> _REQUIREMENTS_: Gather every line below where "Niederschlagsanomalie" appears.

> _Dataset records_:
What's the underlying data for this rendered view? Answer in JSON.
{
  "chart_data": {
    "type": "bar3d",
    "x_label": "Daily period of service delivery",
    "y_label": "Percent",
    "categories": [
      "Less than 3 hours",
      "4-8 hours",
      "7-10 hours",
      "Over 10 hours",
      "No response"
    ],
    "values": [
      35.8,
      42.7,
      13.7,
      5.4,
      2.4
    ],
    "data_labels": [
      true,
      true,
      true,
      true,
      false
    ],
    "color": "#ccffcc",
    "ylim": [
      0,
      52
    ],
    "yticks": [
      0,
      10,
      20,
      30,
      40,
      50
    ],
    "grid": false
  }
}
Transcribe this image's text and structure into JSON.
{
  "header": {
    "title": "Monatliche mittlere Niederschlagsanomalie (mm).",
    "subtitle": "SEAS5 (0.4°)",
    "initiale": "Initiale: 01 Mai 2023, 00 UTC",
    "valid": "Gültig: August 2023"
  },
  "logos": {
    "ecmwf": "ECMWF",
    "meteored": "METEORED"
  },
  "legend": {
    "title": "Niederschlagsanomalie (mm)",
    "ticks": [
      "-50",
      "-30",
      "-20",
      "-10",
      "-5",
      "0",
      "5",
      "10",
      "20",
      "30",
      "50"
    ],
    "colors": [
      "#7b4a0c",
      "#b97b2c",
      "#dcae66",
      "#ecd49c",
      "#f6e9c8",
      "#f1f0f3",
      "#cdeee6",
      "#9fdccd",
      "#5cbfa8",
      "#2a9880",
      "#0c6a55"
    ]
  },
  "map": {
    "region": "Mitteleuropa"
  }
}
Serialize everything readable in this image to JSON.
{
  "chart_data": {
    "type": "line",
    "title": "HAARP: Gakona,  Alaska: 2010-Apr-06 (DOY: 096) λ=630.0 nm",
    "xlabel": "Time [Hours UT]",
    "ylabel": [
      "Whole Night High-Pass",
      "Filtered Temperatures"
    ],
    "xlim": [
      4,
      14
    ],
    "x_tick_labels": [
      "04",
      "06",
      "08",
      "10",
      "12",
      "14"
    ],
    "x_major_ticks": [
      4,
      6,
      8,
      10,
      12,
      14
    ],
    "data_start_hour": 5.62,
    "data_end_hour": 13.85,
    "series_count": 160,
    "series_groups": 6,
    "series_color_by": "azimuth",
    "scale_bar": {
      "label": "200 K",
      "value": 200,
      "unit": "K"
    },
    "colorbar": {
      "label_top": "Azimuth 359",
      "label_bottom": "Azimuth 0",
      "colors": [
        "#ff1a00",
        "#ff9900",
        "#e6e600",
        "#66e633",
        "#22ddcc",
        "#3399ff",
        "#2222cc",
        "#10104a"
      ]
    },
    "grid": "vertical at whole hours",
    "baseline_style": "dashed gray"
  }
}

> _RESPONSE_:
    "title": "Monatliche mittlere Niederschlagsanomalie (mm).",
    "title": "Niederschlagsanomalie (mm)",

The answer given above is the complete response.